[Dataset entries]
==========
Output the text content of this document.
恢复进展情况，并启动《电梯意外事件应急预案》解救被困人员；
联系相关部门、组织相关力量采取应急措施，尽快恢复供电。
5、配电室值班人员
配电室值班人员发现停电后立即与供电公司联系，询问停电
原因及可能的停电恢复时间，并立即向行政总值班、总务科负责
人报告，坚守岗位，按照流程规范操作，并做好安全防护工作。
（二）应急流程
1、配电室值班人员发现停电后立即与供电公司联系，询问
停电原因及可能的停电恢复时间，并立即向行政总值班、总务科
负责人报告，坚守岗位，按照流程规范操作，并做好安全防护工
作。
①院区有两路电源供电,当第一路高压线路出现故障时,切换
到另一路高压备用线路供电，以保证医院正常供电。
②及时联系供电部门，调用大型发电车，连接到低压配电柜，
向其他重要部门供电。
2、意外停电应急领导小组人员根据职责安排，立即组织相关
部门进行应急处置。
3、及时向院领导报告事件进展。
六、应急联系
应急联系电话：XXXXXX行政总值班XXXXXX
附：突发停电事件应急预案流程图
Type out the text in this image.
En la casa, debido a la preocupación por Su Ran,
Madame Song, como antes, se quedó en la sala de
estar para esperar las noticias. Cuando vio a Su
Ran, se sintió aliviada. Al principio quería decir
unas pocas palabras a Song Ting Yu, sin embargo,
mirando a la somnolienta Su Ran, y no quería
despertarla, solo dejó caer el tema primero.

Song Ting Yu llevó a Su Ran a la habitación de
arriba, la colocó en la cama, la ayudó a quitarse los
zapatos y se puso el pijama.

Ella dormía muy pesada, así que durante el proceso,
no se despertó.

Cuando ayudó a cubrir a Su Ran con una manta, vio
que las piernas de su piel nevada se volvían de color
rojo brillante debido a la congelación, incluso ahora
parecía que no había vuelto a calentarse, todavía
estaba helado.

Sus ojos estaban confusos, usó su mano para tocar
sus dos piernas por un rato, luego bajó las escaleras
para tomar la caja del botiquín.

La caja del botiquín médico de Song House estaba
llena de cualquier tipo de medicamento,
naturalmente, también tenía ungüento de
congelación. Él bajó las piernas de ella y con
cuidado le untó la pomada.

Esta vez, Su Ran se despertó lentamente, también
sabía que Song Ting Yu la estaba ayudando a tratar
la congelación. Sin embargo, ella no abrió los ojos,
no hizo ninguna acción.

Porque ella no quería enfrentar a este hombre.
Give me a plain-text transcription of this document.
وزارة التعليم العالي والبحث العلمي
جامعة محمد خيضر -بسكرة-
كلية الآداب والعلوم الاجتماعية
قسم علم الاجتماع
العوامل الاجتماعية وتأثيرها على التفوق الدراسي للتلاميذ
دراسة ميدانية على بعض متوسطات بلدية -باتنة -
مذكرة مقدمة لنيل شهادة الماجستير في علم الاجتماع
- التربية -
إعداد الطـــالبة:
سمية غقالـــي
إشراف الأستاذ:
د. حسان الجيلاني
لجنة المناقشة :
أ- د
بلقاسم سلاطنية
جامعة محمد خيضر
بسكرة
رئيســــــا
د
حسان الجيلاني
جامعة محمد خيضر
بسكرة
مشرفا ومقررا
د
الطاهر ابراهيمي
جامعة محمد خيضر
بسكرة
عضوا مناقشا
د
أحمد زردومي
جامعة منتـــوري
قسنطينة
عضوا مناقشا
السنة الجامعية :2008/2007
==========
Requirements: In the records above, return only the line that contains "Give me a plain-text" and every line after it through the last, exactly as they appear.

The answer:
Give me a plain-text transcription of this document.
وزارة التعليم العالي والبحث العلمي
جامعة محمد خيضر -بسكرة-
كلية الآداب والعلوم الاجتماعية
قسم علم الاجتماع
العوامل الاجتماعية وتأثيرها على التفوق الدراسي للتلاميذ
دراسة ميدانية على بعض متوسطات بلدية -باتنة -
مذكرة مقدمة لنيل شهادة الماجستير في علم الاجتماع
- التربية -
إعداد الطـــالبة:
سمية غقالـــي
إشراف الأستاذ:
د. حسان الجيلاني
لجنة المناقشة :
أ- د
بلقاسم سلاطنية
جامعة محمد خيضر
بسكرة
رئيســــــا
د
حسان الجيلاني
جامعة محمد خيضر
بسكرة
مشرفا ومقررا
د
الطاهر ابراهيمي
جامعة محمد خيضر
بسكرة
عضوا مناقشا
د
أحمد زردومي
جامعة منتـــوري
قسنطينة
عضوا مناقشا
السنة الجامعية :2008/2007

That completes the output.